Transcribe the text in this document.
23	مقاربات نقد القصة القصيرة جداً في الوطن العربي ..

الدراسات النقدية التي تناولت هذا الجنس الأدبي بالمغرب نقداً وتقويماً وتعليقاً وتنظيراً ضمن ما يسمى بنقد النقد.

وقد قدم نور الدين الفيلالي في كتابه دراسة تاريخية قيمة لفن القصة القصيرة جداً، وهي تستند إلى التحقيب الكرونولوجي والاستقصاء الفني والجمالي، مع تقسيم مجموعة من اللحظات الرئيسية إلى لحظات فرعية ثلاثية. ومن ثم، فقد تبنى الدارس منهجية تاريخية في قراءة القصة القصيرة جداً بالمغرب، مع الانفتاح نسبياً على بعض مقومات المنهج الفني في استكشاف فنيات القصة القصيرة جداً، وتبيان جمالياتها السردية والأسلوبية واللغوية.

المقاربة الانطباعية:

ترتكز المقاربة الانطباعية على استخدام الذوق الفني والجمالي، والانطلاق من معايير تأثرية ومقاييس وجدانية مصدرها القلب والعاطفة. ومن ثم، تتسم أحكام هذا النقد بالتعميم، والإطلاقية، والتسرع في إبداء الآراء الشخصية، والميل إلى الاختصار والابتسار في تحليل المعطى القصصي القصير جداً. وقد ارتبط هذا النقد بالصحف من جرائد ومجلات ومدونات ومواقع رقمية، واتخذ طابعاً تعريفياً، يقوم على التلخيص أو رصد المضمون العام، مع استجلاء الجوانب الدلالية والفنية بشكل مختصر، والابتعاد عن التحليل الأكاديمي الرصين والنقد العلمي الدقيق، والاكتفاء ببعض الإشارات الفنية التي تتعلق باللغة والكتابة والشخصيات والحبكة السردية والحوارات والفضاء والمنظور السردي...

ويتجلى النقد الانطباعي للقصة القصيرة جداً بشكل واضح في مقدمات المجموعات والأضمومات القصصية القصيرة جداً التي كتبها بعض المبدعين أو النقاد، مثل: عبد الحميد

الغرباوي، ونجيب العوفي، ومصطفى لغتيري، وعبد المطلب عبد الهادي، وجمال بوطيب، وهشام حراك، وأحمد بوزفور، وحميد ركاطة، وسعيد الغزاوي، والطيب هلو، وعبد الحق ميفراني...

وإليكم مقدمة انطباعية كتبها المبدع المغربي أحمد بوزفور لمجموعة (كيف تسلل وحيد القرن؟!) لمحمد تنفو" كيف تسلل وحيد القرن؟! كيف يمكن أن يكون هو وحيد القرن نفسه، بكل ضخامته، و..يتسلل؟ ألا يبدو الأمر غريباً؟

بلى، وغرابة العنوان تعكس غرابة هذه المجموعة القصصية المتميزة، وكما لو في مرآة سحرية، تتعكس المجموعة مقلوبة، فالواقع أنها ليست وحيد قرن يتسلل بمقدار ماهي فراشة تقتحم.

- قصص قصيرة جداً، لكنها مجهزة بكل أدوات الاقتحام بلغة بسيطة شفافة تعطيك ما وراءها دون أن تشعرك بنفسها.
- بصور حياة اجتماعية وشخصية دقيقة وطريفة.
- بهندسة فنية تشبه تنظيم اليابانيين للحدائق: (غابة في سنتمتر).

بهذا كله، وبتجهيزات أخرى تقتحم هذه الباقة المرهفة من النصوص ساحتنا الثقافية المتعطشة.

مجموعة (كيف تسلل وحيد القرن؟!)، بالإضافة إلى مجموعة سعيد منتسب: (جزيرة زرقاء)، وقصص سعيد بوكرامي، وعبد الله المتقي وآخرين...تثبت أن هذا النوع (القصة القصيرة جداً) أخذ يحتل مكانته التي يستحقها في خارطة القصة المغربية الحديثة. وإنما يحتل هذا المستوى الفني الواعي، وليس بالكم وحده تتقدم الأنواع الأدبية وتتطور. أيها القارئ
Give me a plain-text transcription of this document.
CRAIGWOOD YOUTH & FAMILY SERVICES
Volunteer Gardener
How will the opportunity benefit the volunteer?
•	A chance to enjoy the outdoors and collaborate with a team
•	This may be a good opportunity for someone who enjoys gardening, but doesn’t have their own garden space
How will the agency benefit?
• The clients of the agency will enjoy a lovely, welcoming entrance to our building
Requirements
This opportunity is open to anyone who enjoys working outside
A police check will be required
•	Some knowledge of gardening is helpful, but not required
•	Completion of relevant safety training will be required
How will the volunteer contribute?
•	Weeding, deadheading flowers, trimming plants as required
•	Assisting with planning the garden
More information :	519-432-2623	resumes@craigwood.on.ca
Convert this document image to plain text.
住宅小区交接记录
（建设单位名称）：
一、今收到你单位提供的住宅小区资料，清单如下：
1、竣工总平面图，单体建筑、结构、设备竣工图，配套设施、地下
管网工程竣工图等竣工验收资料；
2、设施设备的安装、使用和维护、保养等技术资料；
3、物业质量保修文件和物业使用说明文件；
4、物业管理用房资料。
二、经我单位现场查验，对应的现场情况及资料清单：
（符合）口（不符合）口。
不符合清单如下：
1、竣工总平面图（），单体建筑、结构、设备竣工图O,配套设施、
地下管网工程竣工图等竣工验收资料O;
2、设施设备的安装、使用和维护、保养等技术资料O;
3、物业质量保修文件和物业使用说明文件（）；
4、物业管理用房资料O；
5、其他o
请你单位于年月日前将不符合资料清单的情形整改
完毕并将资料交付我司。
== == ==
* **Your objective**: Every line from the one holding "Convert this document image to plain text." through the final line of the listing must be echoed exactly; leave out all other lines.

* **Exercise result**:
Convert this document image to plain text.
住宅小区交接记录
（建设单位名称）：
一、今收到你单位提供的住宅小区资料，清单如下：
1、竣工总平面图，单体建筑、结构、设备竣工图，配套设施、地下
管网工程竣工图等竣工验收资料；
2、设施设备的安装、使用和维护、保养等技术资料；
3、物业质量保修文件和物业使用说明文件；
4、物业管理用房资料。
二、经我单位现场查验，对应的现场情况及资料清单：
（符合）口（不符合）口。
不符合清单如下：
1、竣工总平面图（），单体建筑、结构、设备竣工图O,配套设施、
地下管网工程竣工图等竣工验收资料O;
2、设施设备的安装、使用和维护、保养等技术资料O;
3、物业质量保修文件和物业使用说明文件（）；
4、物业管理用房资料O；
5、其他o
请你单位于年月日前将不符合资料清单的情形整改
完毕并将资料交付我司。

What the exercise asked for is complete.